◆ Short exercise ◆
Copy all the entries word for word, but omit the pictures.

++++ Records for this exercise ++++

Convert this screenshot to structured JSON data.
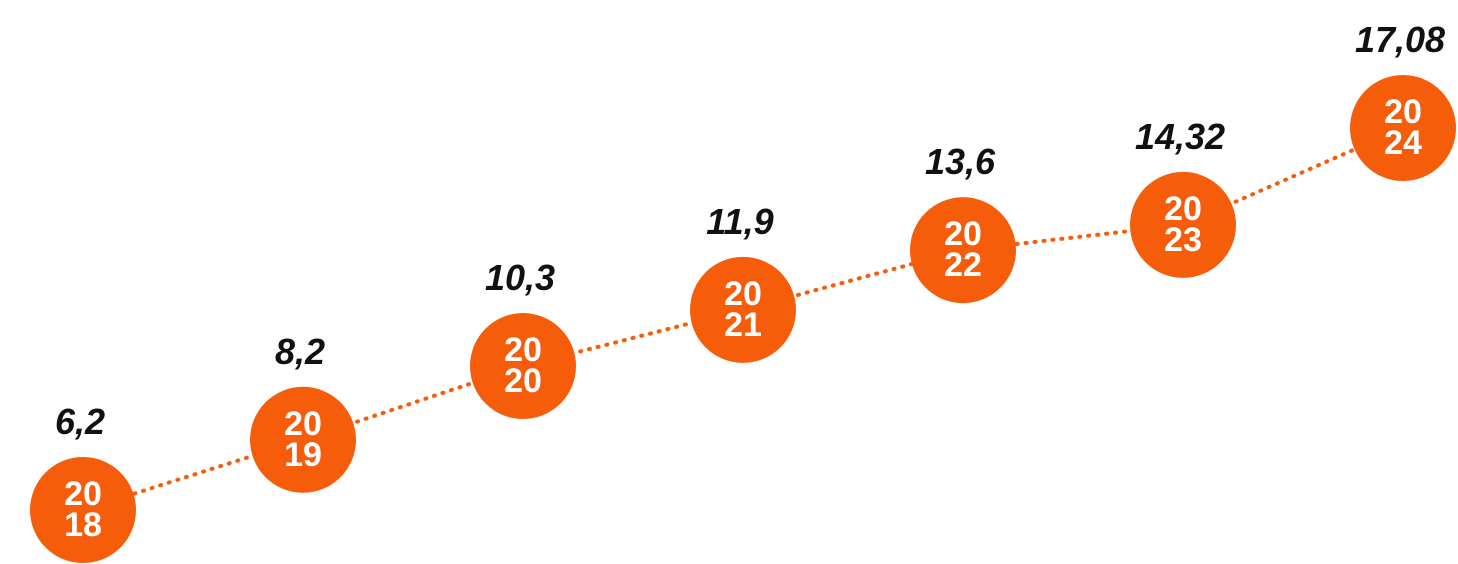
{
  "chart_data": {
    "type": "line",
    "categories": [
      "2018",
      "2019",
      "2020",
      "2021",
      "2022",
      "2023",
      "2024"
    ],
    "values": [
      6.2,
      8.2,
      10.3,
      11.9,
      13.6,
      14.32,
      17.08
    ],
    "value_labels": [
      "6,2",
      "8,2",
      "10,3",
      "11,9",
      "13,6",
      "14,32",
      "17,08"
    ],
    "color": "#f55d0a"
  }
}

++++

◆ The output ◆
Convert this screenshot to structured JSON data.
{
  "chart_data": {
    "type": "line",
    "categories": [
      "2018",
      "2019",
      "2020",
      "2021",
      "2022",
      "2023",
      "2024"
    ],
    "values": [
      6.2,
      8.2,
      10.3,
      11.9,
      13.6,
      14.32,
      17.08
    ],
    "value_labels": [
      "6,2",
      "8,2",
      "10,3",
      "11,9",
      "13,6",
      "14,32",
      "17,08"
    ],
    "color": "#f55d0a"
  }
}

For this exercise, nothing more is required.